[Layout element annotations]
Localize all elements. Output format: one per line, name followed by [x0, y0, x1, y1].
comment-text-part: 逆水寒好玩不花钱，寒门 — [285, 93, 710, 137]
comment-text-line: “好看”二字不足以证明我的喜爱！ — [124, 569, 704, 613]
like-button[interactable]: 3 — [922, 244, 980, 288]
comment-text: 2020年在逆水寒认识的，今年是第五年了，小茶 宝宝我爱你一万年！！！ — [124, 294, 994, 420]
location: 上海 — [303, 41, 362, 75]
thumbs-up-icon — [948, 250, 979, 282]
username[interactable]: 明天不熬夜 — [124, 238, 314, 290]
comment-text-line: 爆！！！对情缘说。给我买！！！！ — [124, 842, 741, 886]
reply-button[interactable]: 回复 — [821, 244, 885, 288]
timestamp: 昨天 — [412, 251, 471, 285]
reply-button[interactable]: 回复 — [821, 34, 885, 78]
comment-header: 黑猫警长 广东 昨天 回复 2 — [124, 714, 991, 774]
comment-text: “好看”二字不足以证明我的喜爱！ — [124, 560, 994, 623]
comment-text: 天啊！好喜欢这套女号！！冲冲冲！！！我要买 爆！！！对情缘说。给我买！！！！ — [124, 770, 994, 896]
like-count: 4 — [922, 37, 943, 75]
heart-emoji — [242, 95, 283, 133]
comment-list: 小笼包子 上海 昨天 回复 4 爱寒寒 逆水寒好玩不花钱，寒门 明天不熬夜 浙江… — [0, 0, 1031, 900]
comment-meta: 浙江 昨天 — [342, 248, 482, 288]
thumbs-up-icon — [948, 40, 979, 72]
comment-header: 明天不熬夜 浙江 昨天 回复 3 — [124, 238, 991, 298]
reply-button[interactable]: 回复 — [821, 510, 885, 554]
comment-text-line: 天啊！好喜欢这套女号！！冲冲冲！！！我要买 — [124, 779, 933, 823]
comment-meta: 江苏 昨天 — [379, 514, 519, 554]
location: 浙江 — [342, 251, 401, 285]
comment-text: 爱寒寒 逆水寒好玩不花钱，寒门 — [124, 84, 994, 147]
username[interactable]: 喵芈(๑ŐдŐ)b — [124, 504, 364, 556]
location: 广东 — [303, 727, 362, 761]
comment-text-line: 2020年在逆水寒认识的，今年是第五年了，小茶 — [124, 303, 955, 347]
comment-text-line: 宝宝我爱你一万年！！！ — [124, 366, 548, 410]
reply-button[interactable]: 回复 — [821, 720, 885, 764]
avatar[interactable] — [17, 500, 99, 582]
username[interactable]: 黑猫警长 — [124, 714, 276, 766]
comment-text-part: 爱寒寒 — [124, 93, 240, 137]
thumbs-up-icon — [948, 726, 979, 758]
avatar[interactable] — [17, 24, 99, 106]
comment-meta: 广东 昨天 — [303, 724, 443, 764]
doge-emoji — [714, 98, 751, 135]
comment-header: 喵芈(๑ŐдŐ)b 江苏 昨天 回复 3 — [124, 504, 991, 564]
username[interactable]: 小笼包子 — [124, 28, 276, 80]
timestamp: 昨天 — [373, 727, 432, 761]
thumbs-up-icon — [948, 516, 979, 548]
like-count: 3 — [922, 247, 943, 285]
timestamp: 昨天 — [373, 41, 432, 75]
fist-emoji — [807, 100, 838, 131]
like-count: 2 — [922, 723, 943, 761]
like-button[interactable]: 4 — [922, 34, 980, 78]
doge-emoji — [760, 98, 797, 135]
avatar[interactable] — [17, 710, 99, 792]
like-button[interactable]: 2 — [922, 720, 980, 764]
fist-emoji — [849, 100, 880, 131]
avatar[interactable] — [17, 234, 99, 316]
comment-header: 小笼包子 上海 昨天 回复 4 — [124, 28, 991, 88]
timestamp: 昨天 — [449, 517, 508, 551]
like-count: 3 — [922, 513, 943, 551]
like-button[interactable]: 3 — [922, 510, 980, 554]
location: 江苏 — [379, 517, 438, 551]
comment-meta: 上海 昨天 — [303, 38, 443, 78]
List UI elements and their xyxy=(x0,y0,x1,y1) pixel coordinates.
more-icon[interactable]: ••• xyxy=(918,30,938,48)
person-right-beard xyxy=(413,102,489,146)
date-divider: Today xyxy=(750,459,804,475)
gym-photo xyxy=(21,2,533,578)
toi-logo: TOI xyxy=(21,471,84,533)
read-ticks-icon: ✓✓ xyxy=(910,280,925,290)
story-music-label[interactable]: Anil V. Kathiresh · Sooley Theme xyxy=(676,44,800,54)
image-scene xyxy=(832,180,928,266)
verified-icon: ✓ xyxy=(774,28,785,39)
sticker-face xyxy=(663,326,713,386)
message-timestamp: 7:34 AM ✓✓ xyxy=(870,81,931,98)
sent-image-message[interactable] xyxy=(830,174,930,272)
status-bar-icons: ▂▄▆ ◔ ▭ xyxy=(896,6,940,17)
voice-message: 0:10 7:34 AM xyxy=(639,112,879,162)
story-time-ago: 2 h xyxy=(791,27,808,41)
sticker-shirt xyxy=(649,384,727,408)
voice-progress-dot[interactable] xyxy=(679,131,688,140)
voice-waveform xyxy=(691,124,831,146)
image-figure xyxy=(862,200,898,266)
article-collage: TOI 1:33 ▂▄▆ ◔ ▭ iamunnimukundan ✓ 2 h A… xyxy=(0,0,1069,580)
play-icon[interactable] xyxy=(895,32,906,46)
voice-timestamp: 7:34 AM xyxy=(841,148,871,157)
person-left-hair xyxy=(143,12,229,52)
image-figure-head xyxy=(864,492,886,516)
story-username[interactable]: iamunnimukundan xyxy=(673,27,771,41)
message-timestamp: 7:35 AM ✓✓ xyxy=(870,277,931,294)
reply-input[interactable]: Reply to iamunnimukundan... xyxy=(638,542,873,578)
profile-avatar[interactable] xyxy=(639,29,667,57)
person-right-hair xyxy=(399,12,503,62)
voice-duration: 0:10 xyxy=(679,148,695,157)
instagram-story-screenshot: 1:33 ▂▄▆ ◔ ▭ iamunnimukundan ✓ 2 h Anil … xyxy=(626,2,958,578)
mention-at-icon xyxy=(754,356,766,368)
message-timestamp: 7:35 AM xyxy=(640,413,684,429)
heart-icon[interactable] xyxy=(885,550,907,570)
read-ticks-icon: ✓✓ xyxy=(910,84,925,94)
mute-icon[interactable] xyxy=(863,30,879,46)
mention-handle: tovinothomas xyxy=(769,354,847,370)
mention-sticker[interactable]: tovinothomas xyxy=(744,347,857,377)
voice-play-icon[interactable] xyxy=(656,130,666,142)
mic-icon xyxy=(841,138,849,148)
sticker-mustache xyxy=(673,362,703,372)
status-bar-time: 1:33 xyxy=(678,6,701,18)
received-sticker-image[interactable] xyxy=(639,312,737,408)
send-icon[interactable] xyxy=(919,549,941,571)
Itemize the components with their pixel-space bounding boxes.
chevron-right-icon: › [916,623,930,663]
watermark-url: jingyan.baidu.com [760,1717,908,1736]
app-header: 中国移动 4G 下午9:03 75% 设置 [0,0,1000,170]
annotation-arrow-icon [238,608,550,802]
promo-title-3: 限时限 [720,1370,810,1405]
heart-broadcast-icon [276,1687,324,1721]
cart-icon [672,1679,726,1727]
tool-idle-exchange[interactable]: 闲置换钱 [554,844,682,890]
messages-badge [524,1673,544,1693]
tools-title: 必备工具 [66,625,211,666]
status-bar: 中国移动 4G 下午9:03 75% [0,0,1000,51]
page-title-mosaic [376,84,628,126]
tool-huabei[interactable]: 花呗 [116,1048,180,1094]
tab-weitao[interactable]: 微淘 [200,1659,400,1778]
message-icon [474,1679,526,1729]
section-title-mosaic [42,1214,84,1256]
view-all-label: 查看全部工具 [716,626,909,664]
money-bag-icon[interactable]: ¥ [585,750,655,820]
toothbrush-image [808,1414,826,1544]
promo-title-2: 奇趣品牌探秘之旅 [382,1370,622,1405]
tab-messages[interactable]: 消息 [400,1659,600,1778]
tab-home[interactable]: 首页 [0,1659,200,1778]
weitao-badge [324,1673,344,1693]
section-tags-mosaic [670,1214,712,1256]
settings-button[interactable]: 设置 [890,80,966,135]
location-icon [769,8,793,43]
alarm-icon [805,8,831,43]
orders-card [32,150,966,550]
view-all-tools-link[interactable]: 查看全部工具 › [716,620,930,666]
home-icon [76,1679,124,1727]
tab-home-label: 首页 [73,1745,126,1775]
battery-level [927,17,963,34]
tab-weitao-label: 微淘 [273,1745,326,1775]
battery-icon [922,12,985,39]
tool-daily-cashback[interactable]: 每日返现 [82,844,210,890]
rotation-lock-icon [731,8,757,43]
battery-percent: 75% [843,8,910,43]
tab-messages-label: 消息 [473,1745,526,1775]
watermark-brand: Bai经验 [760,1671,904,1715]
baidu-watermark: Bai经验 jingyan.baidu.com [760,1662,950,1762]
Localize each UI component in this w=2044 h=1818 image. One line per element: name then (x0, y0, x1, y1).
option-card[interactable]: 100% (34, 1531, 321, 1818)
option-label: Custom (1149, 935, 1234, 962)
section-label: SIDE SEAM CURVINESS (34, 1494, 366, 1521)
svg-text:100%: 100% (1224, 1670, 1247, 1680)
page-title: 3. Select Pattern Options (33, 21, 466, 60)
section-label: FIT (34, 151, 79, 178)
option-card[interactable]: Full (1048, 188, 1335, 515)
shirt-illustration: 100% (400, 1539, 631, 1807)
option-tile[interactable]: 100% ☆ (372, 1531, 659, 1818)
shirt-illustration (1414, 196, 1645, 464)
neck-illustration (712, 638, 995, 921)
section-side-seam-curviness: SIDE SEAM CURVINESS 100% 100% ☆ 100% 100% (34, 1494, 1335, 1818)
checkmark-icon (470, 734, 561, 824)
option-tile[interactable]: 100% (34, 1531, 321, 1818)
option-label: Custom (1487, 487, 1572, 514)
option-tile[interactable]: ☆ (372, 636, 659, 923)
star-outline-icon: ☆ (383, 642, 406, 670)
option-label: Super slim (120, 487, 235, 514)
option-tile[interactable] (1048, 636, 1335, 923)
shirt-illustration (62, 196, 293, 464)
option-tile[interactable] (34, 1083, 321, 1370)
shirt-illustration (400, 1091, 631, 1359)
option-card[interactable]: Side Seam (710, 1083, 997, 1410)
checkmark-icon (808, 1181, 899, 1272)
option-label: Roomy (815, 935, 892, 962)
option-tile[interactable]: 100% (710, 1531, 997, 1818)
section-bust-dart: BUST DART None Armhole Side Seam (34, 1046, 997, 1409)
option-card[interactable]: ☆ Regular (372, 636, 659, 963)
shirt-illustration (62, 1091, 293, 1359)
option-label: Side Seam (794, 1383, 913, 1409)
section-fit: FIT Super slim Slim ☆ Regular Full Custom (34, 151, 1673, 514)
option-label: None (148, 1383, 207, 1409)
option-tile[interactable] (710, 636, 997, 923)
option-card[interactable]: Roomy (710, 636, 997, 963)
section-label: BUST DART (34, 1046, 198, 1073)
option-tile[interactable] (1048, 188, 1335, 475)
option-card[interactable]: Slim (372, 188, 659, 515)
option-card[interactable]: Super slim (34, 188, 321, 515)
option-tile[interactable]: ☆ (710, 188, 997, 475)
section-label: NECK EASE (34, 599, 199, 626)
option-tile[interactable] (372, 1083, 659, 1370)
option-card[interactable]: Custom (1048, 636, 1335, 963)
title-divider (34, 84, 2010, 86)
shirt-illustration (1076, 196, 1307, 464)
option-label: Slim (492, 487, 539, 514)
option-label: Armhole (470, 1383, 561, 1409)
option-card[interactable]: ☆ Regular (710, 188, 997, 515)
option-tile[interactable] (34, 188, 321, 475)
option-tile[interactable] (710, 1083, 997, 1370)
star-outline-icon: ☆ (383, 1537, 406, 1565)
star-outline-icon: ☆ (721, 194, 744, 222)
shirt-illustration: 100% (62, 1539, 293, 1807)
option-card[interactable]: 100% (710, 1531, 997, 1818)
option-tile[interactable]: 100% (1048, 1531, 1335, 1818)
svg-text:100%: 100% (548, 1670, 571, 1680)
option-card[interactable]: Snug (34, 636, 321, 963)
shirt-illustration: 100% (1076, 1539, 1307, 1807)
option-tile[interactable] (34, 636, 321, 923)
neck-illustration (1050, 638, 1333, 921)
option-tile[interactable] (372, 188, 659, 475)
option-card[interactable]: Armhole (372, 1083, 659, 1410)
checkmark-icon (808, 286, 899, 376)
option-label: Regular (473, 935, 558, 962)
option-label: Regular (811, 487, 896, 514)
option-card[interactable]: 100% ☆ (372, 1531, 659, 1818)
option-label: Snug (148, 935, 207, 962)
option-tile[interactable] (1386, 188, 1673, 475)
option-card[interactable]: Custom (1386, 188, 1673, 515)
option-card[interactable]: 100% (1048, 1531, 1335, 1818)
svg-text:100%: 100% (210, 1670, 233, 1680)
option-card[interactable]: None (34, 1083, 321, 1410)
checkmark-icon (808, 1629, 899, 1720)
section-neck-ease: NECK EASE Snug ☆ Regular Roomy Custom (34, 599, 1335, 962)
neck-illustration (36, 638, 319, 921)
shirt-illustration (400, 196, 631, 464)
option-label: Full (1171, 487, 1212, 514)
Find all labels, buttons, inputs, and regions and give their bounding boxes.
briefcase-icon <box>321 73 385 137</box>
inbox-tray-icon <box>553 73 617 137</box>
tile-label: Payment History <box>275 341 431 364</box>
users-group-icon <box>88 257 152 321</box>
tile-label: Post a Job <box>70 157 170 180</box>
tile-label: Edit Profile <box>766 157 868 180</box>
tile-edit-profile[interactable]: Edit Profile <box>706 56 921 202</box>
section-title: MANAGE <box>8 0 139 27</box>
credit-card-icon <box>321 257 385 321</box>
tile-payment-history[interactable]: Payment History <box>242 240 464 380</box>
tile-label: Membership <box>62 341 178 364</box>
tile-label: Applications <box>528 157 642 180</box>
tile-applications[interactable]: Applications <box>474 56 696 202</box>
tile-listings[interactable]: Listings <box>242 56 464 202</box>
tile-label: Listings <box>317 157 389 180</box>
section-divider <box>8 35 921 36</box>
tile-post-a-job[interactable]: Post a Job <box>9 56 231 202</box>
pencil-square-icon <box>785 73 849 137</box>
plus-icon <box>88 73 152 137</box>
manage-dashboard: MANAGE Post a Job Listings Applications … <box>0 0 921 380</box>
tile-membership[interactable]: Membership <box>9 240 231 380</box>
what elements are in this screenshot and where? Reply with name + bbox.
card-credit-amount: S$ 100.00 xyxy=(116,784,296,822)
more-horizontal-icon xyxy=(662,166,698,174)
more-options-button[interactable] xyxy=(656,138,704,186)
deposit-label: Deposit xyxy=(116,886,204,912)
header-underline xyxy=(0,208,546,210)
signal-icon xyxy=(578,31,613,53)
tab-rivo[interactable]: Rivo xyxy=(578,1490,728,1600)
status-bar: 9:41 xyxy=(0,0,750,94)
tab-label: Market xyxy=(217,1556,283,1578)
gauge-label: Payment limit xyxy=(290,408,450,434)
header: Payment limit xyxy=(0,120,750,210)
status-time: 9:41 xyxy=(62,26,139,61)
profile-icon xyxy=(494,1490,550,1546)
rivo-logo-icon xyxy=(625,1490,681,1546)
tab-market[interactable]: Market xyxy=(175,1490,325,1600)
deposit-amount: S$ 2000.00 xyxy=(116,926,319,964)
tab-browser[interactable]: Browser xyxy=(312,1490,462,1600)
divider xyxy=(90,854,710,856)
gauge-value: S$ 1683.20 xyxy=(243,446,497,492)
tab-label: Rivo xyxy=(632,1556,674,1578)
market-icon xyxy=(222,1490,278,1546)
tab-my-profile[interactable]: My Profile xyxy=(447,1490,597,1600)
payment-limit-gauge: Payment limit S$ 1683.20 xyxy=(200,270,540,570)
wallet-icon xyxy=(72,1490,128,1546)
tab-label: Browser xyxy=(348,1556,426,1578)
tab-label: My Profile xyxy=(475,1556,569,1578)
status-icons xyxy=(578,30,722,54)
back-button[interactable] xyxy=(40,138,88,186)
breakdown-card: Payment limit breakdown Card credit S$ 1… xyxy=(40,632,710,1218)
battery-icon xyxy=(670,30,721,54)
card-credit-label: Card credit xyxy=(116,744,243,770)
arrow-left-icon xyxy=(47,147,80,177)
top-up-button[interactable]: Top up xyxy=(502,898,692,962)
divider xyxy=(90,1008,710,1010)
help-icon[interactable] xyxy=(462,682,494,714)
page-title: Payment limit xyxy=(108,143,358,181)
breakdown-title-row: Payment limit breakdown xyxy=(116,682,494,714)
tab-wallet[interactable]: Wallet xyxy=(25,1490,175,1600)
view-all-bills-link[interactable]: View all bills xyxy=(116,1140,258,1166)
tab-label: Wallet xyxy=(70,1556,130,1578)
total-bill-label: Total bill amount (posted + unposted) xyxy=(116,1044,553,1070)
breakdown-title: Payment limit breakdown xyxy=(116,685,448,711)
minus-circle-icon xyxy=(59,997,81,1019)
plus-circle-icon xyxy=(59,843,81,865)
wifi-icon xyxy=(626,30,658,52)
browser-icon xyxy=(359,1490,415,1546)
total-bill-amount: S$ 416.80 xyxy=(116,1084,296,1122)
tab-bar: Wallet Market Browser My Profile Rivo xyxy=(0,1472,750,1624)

▶ TO BE DONE
Copy the listing word for word, starting with its first line and ending after the line that contains "location: 浙江 — [342, 251, 401, 285]".

▶ FINAL RESULT
Localize all elements. Output format: one per line, name followed by [x0, y0, x1, y1].
comment-text-part: 逆水寒好玩不花钱，寒门 — [285, 93, 710, 137]
comment-text-line: “好看”二字不足以证明我的喜爱！ — [124, 569, 704, 613]
like-button[interactable]: 3 — [922, 244, 980, 288]
comment-text: 2020年在逆水寒认识的，今年是第五年了，小茶 宝宝我爱你一万年！！！ — [124, 294, 994, 420]
location: 上海 — [303, 41, 362, 75]
thumbs-up-icon — [948, 250, 979, 282]
username[interactable]: 明天不熬夜 — [124, 238, 314, 290]
comment-text-line: 爆！！！对情缘说。给我买！！！！ — [124, 842, 741, 886]
reply-button[interactable]: 回复 — [821, 244, 885, 288]
timestamp: 昨天 — [412, 251, 471, 285]
reply-button[interactable]: 回复 — [821, 34, 885, 78]
comment-header: 黑猫警长 广东 昨天 回复 2 — [124, 714, 991, 774]
comment-text: “好看”二字不足以证明我的喜爱！ — [124, 560, 994, 623]
comment-text: 天啊！好喜欢这套女号！！冲冲冲！！！我要买 爆！！！对情缘说。给我买！！！！ — [124, 770, 994, 896]
like-count: 4 — [922, 37, 943, 75]
heart-emoji — [242, 95, 283, 133]
comment-list: 小笼包子 上海 昨天 回复 4 爱寒寒 逆水寒好玩不花钱，寒门 明天不熬夜 浙江… — [0, 0, 1031, 900]
comment-meta: 浙江 昨天 — [342, 248, 482, 288]
thumbs-up-icon — [948, 40, 979, 72]
comment-header: 明天不熬夜 浙江 昨天 回复 3 — [124, 238, 991, 298]
reply-button[interactable]: 回复 — [821, 510, 885, 554]
comment-text-line: 天啊！好喜欢这套女号！！冲冲冲！！！我要买 — [124, 779, 933, 823]
comment-meta: 江苏 昨天 — [379, 514, 519, 554]
location: 浙江 — [342, 251, 401, 285]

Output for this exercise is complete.